**AVAILABLE DATA**

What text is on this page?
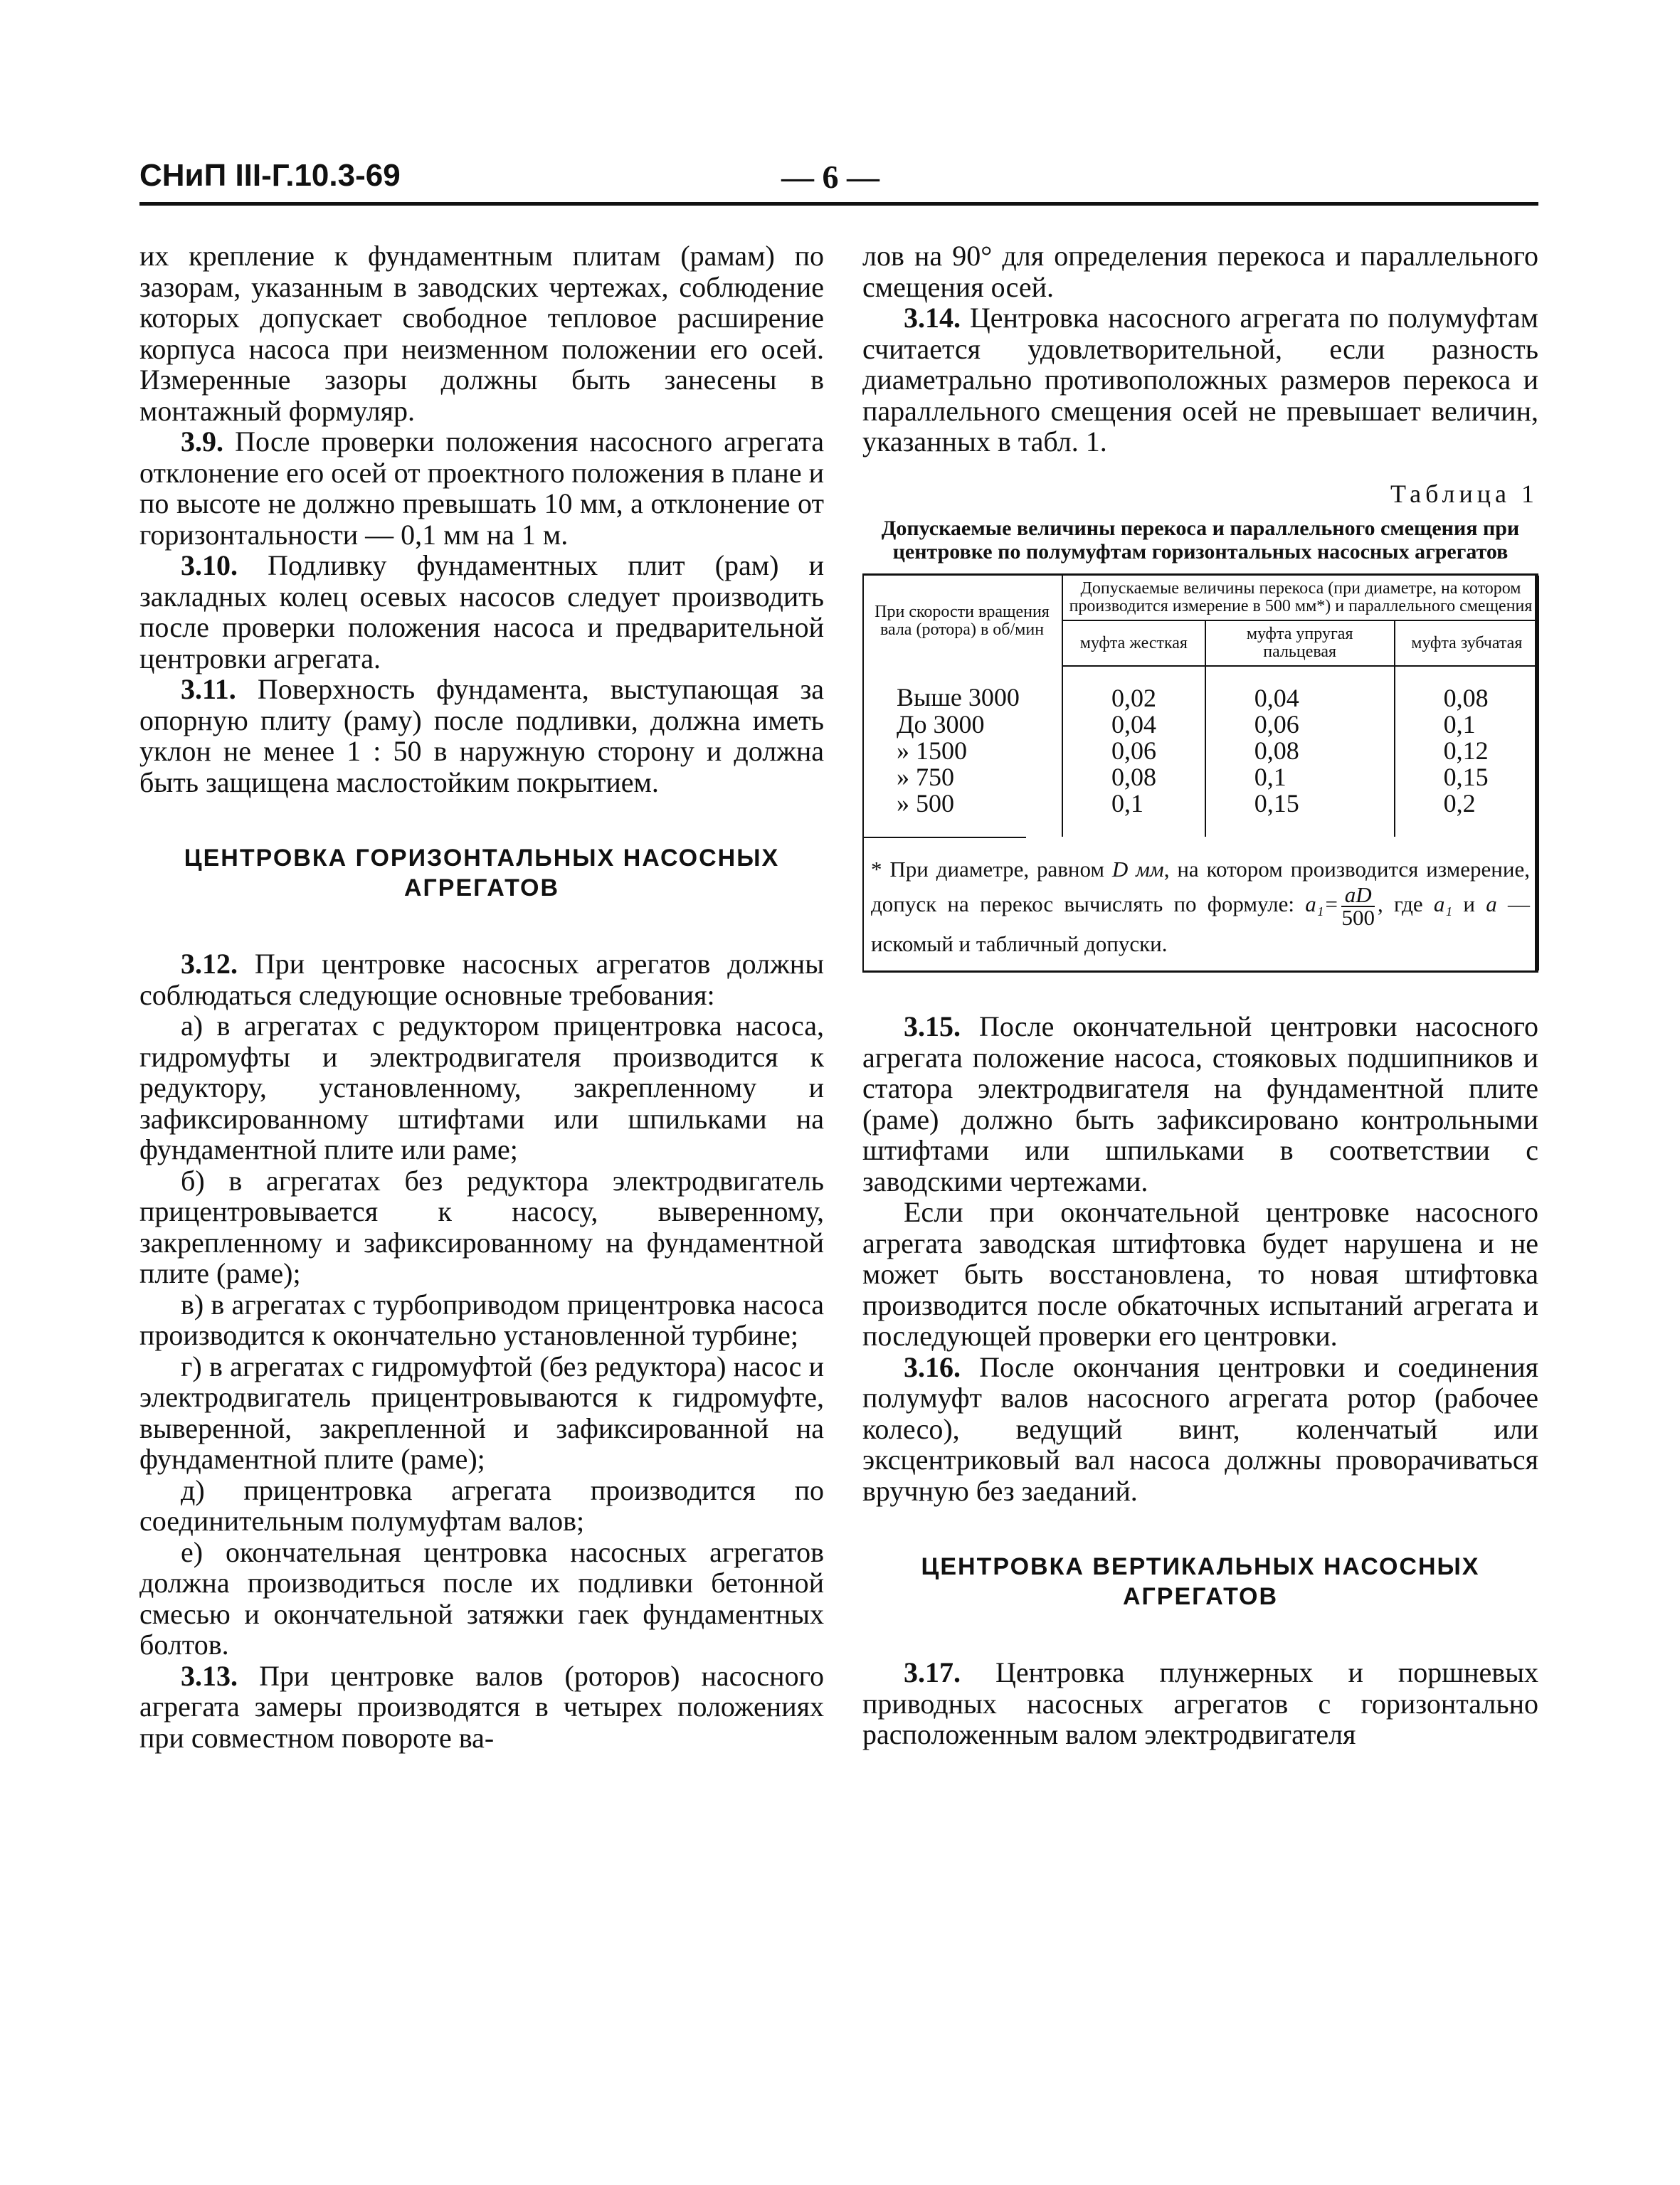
СНиП III-Г.10.3-69	— 6 —

их крепление к фундаментным плитам (рамам) по зазорам, указанным в заводских чертежах, соблюдение которых допускает свободное тепловое расширение корпуса насоса при неизменном положении его осей. Измеренные зазоры должны быть занесены в монтажный формуляр.

3.9. После проверки положения насосного агрегата отклонение его осей от проектного положения в плане и по высоте не должно превышать 10 мм, а отклонение от горизонтальности — 0,1 мм на 1 м.

3.10. Подливку фундаментных плит (рам) и закладных колец осевых насосов следует производить после проверки положения насоса и предварительной центровки агрегата.

3.11. Поверхность фундамента, выступающая за опорную плиту (раму) после подливки, должна иметь уклон не менее 1 : 50 в наружную сторону и должна быть защищена маслостойким покрытием.

ЦЕНТРОВКА ГОРИЗОНТАЛЬНЫХ НАСОСНЫХ АГРЕГАТОВ

3.12. При центровке насосных агрегатов должны соблюдаться следующие основные требования:

а) в агрегатах с редуктором прицентровка насоса, гидромуфты и электродвигателя производится к редуктору, установленному, закрепленному и зафиксированному штифтами или шпильками на фундаментной плите или раме;

б) в агрегатах без редуктора электродвигатель прицентровывается к насосу, выверенному, закрепленному и зафиксированному на фундаментной плите (раме);

в) в агрегатах с турбоприводом прицентровка насоса производится к окончательно установленной турбине;

г) в агрегатах с гидромуфтой (без редуктора) насос и электродвигатель прицентровываются к гидромуфте, выверенной, закрепленной и зафиксированной на фундаментной плите (раме);

д) прицентровка агрегата производится по соединительным полумуфтам валов;

е) окончательная центровка насосных агрегатов должна производиться после их подливки бетонной смесью и окончательной затяжки гаек фундаментных болтов.

3.13. При центровке валов (роторов) насосного агрегата замеры производятся в четырех положениях при совместном повороте ва-

лов на 90° для определения перекоса и параллельного смещения осей.

3.14. Центровка насосного агрегата по полумуфтам считается удовлетворительной, если разность диаметрально противоположных размеров перекоса и параллельного смещения осей не превышает величин, указанных в табл. 1.

Таблица 1
Допускаемые величины перекоса и параллельного смещения при центровке по полумуфтам горизонтальных насосных агрегатов
При скорости вращения вала (ротора) в об/мин	Допускаемые величины перекоса (при диаметре, на котором производится измерение в 500 мм*) и параллельного смещения		
	муфта жесткая	муфта упругая пальцевая	муфта зубчатая
Выше 3000	0,02	0,04	0,08
До 3000	0,04	0,06	0,1
» 1500	0,06	0,08	0,12
» 750	0,08	0,1	0,15
» 500	0,1	0,15	0,2
* При диаметре, равном D мм, на котором производится измерение, допуск на перекос вычислять по формуле: $a_1= \frac{aD}{500}$ , где a₁ и a — искомый и табличный допуски.

3.15. После окончательной центровки насосного агрегата положение насоса, стояковых подшипников и статора электродвигателя на фундаментной плите (раме) должно быть зафиксировано контрольными штифтами или шпильками в соответствии с заводскими чертежами.

Если при окончательной центровке насосного агрегата заводская штифтовка будет нарушена и не может быть восстановлена, то новая штифтовка производится после обкаточных испытаний агрегата и последующей проверки его центровки.

3.16. После окончания центровки и соединения полумуфт валов насосного агрегата ротор (рабочее колесо), ведущий винт, коленчатый или эксцентриковый вал насоса должны проворачиваться вручную без заеданий.

ЦЕНТРОВКА ВЕРТИКАЛЬНЫХ НАСОСНЫХ АГРЕГАТОВ

3.17. Центровка плунжерных и поршневых приводных насосных агрегатов с горизонтально расположенным валом электродвигателя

**EXERCISE OBJECTIVE**
How many lines of these entries contain "зафиксированному"? Answer with the number and nothing else.

**ANSWER**
2